### Task requirements
Please find all lines in the data that hold the string "this" and copy them.

─── Extracted material ───

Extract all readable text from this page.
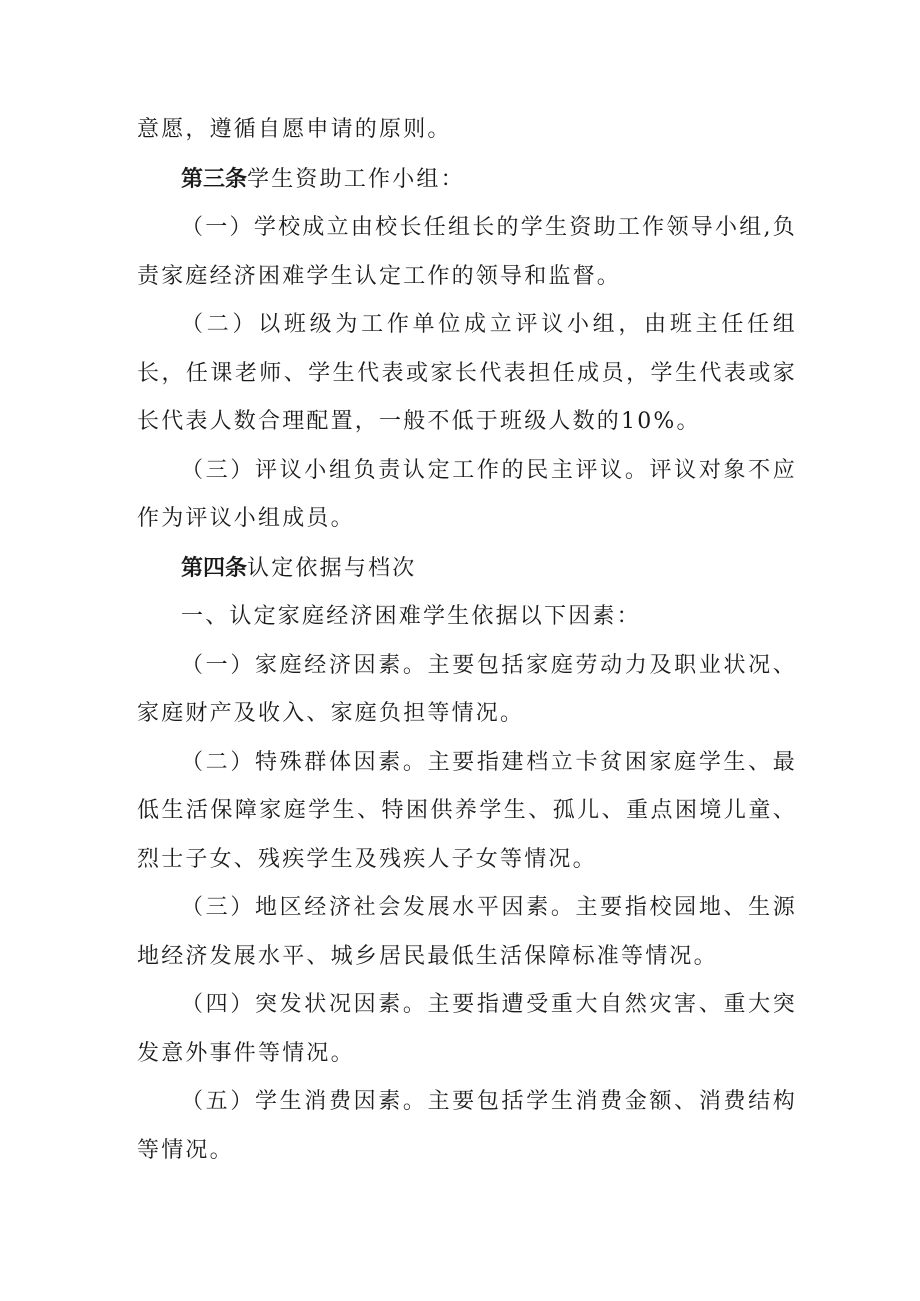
意愿，遵循自愿申请的原则。

第三条学生资助工作小组：

（一）学校成立由校长任组长的学生资助工作领导小组,负责家庭经济困难学生认定工作的领导和监督。

（二）以班级为工作单位成立评议小组，由班主任任组长，任课老师、学生代表或家长代表担任成员，学生代表或家长代表人数合理配置，一般不低于班级人数的10%。

（三）评议小组负责认定工作的民主评议。评议对象不应作为评议小组成员。

第四条认定依据与档次

一、认定家庭经济困难学生依据以下因素：

（一）家庭经济因素。主要包括家庭劳动力及职业状况、家庭财产及收入、家庭负担等情况。

（二）特殊群体因素。主要指建档立卡贫困家庭学生、最低生活保障家庭学生、特困供养学生、孤儿、重点困境儿童、烈士子女、残疾学生及残疾人子女等情况。

（三）地区经济社会发展水平因素。主要指校园地、生源地经济发展水平、城乡居民最低生活保障标准等情况。

（四）突发状况因素。主要指遭受重大自然灾害、重大突发意外事件等情况。

（五）学生消费因素。主要包括学生消费金额、消费结构等情况。
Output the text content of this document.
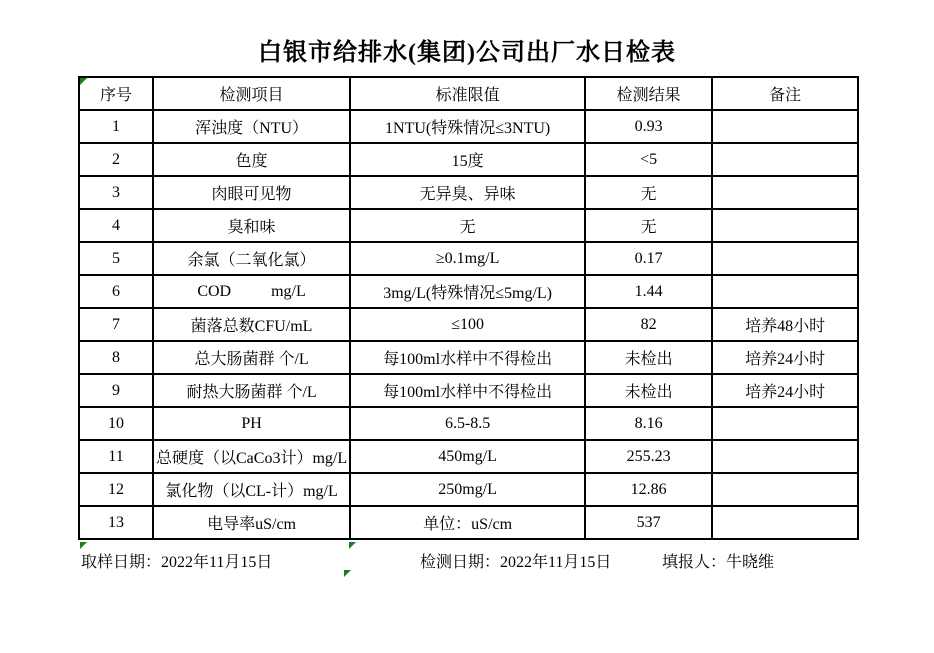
白银市给排水(集团)公司出厂水日检表
序号	检测项目	标准限值	检测结果	备注
1	浑浊度（NTU）	1NTU(特殊情况≤3NTU)	0.93	
2	色度	15度	<5	
3	肉眼可见物	无异臭、异味	无	
4	臭和味	无	无	
5	余氯（二氧化氯）	≥0.1mg/L	0.17	
6	COD          mg/L	3mg/L(特殊情况≤5mg/L)	1.44	
7	菌落总数CFU/mL	≤100	82	培养48小时
8	总大肠菌群 个/L	每100ml水样中不得检出	未检出	培养24小时
9	耐热大肠菌群 个/L	每100ml水样中不得检出	未检出	培养24小时
10	PH	6.5-8.5	8.16	
11	总硬度（以CaCo3计）mg/L	450mg/L	255.23	
12	氯化物（以CL-计）mg/L	250mg/L	12.86	
13	电导率uS/cm	单位：uS/cm	537	
取样日期：2022年11月15日	检测日期：2022年11月15日	填报人：牛晓维
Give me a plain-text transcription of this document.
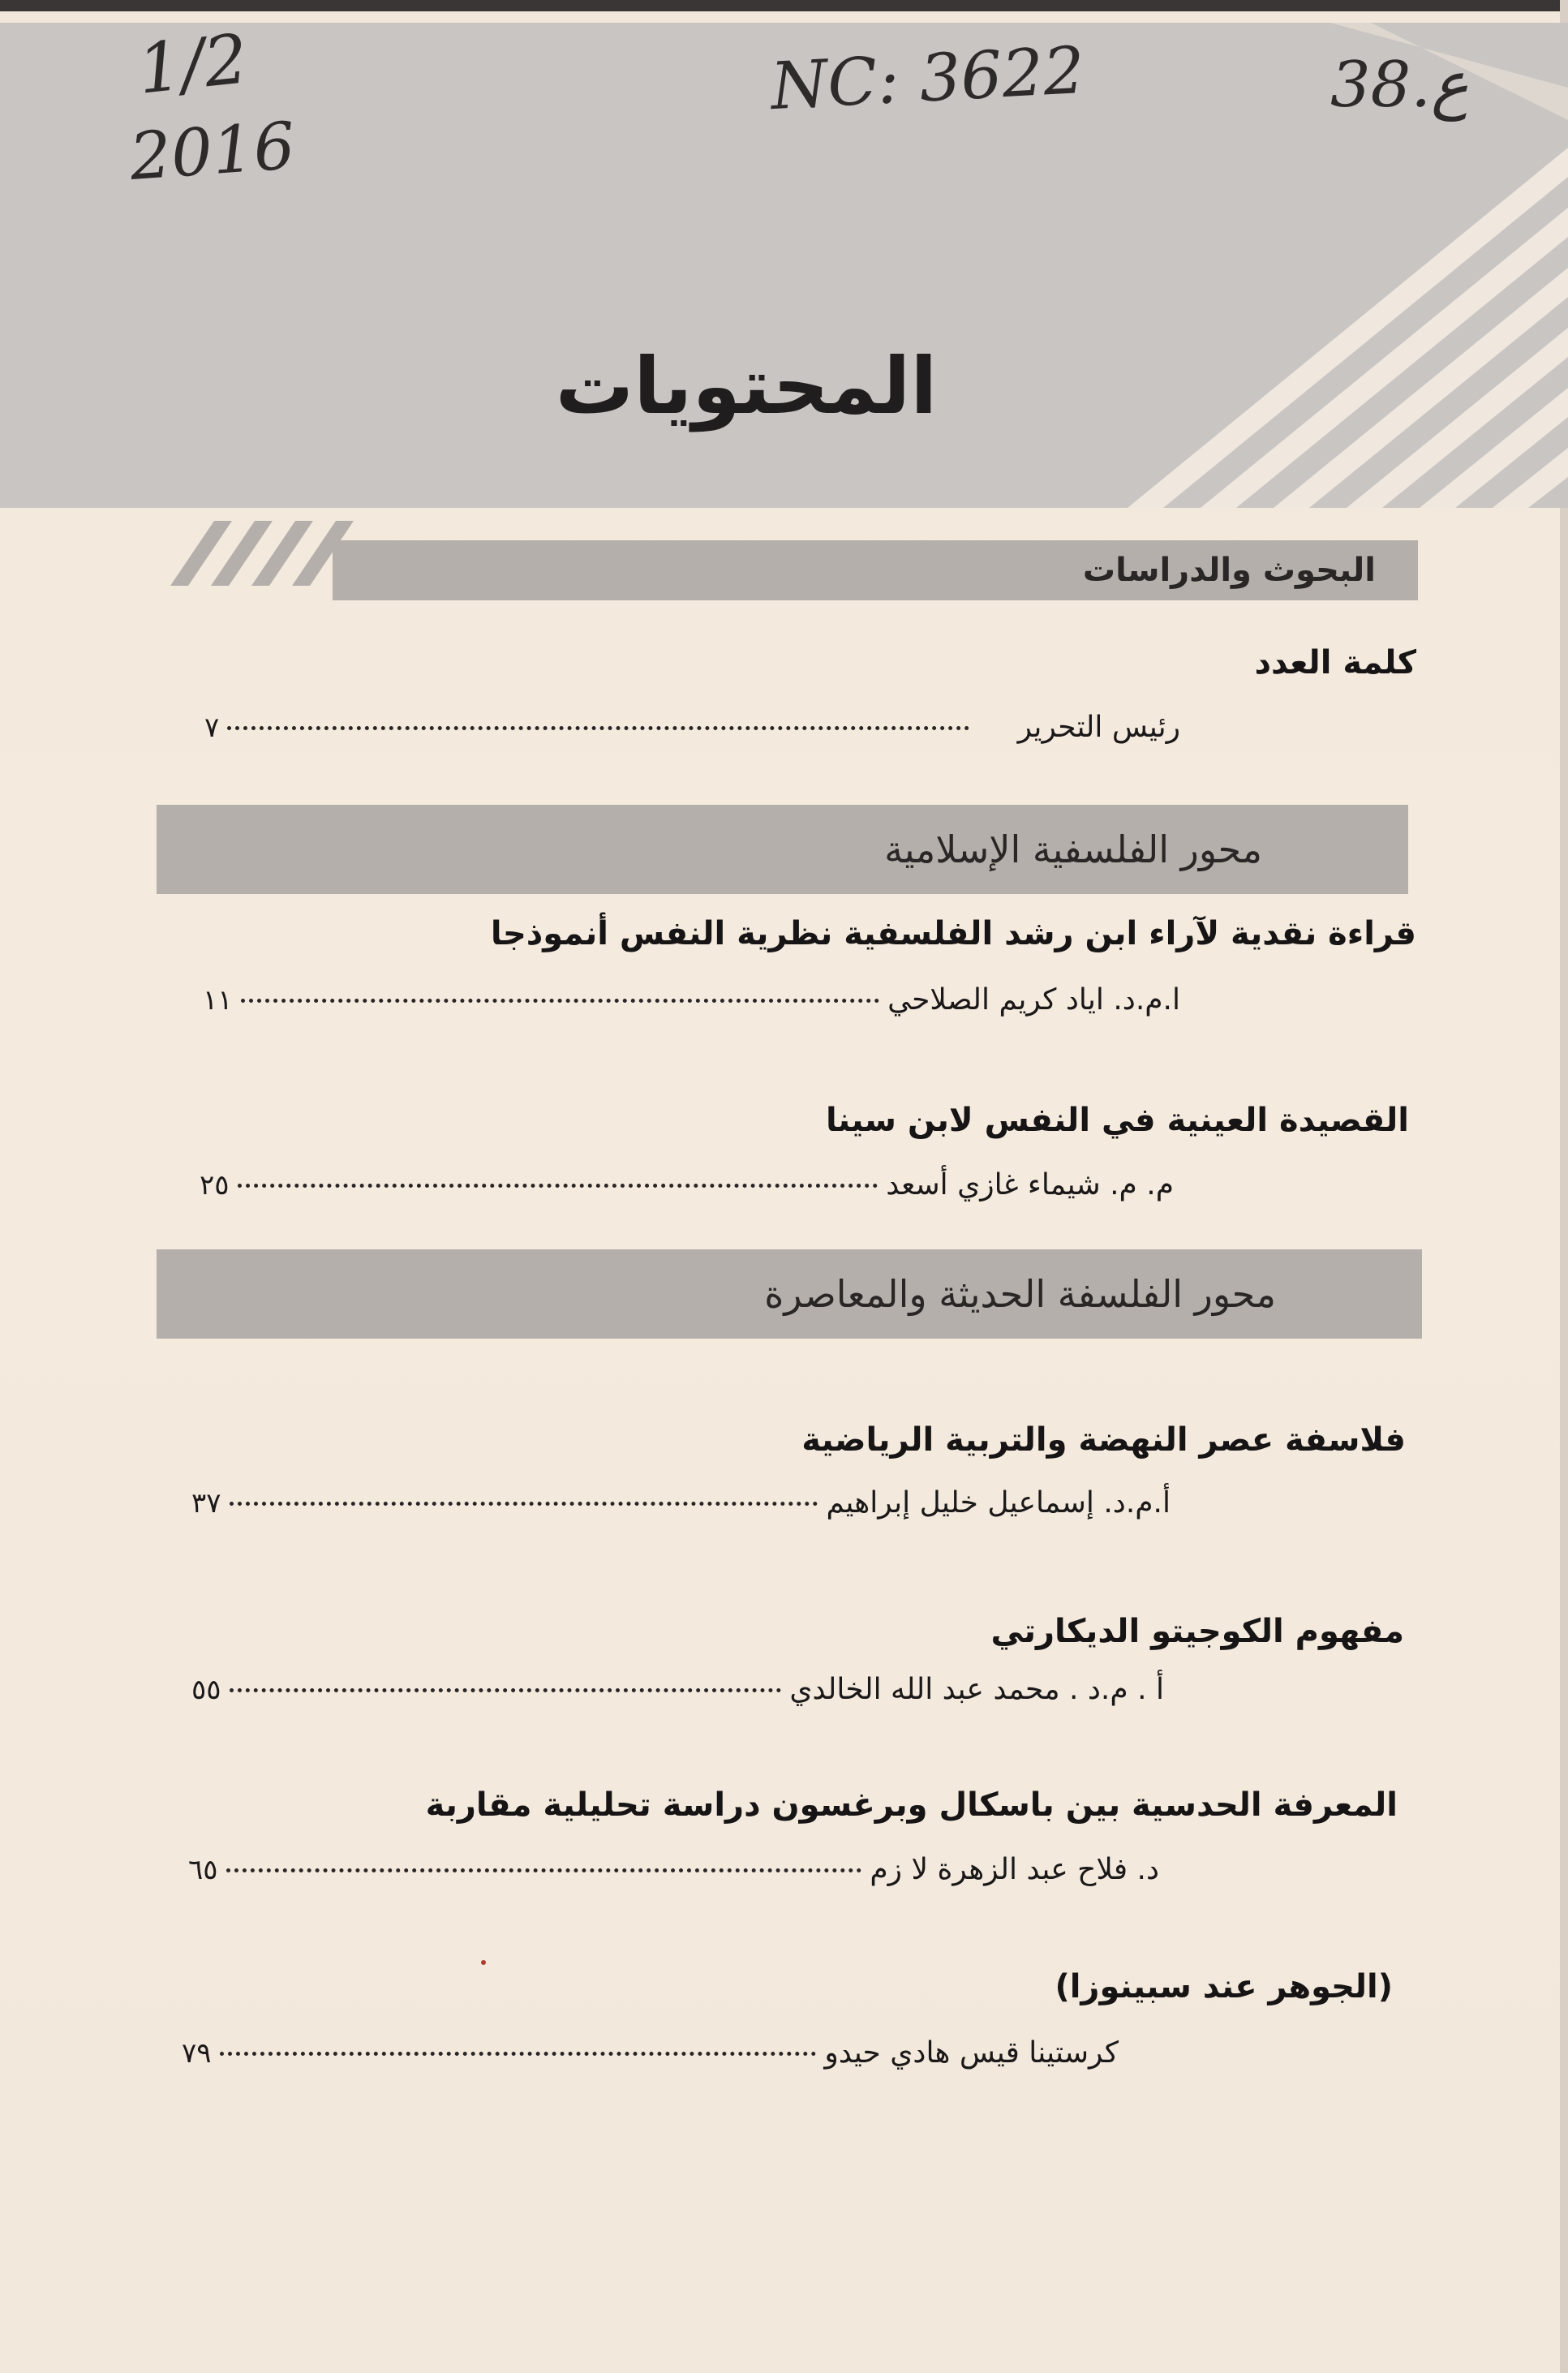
1/2
2016
NC: 3622	38.ع
المحتويات
البحوث والدراسات
محور الفلسفية الإسلامية
محور الفلسفة الحديثة والمعاصرة
كلمة العدد
رئيس التحرير
٧
قراءة نقدية لآراء ابن رشد الفلسفية نظرية النفس أنموذجا
ا.م.د. اياد كريم الصلاحي
١١
القصيدة العينية في النفس لابن سينا
م. م. شيماء غازي أسعد
٢٥
فلاسفة عصر النهضة والتربية الرياضية
أ.م.د. إسماعيل خليل إبراهيم
٣٧
مفهوم الكوجيتو الديكارتي
أ . م.د . محمد عبد الله الخالدي
٥٥
المعرفة الحدسية بين باسكال وبرغسون دراسة تحليلية مقاربة
د. فلاح عبد الزهرة لا زم
٦٥
(الجوهر عند سبينوزا)
كرستينا قيس هادي حيدو
٧٩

───

### Reply to the task
Extract all readable text from this page.
Output the text content of this document.
Give me a plain-text transcription of this document.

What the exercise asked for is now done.